GIVEN ENTRIES:
* Start *

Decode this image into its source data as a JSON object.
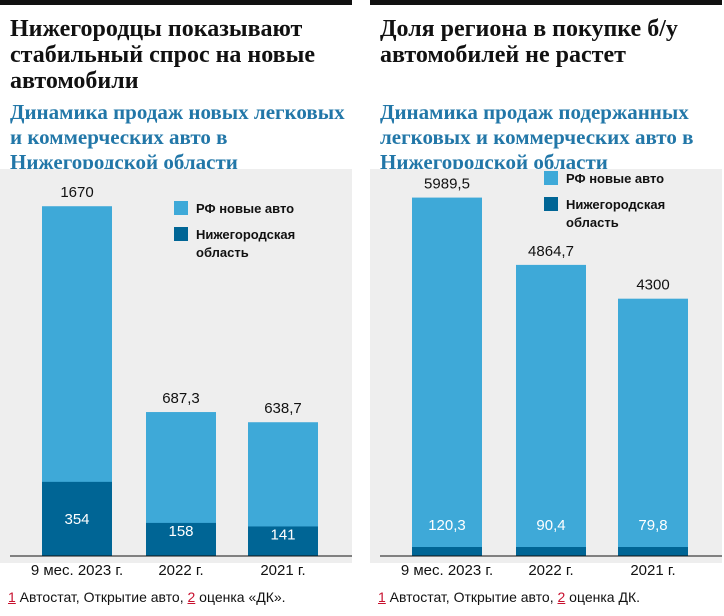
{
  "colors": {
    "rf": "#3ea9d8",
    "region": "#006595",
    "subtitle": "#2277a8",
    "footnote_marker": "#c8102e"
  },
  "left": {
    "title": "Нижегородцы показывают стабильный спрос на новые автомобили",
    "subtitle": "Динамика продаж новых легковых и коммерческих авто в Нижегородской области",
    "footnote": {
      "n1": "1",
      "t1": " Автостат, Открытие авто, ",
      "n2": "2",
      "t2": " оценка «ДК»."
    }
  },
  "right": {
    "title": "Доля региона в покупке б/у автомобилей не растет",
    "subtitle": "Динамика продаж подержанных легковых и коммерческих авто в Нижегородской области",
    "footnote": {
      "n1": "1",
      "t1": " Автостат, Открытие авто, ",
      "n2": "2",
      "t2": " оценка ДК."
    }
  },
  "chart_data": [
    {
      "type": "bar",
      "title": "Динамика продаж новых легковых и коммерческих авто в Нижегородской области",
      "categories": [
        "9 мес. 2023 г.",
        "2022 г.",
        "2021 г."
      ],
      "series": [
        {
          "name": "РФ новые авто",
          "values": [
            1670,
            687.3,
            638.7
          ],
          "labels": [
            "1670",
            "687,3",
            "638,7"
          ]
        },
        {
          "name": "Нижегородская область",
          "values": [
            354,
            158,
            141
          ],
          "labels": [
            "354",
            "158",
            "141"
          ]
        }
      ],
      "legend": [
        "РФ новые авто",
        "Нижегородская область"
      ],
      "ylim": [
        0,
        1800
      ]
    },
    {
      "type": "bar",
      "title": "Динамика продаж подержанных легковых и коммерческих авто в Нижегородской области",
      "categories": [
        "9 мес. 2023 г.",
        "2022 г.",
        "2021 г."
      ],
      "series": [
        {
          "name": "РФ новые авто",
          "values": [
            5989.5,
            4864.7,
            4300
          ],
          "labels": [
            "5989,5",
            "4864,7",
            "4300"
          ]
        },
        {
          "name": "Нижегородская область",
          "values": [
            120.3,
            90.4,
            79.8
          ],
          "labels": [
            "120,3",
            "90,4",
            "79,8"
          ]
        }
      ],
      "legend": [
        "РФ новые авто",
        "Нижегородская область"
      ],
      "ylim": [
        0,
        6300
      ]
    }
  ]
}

* End *

EXERCISE INSTRUCTIONS: Note each line of the entries that has "подержанных" in it, and copy those lines.

FINISHED EXERCISE:
    "subtitle": "Динамика продаж подержанных легковых и коммерческих авто в Нижегородской области",
      "title": "Динамика продаж подержанных легковых и коммерческих авто в Нижегородской области",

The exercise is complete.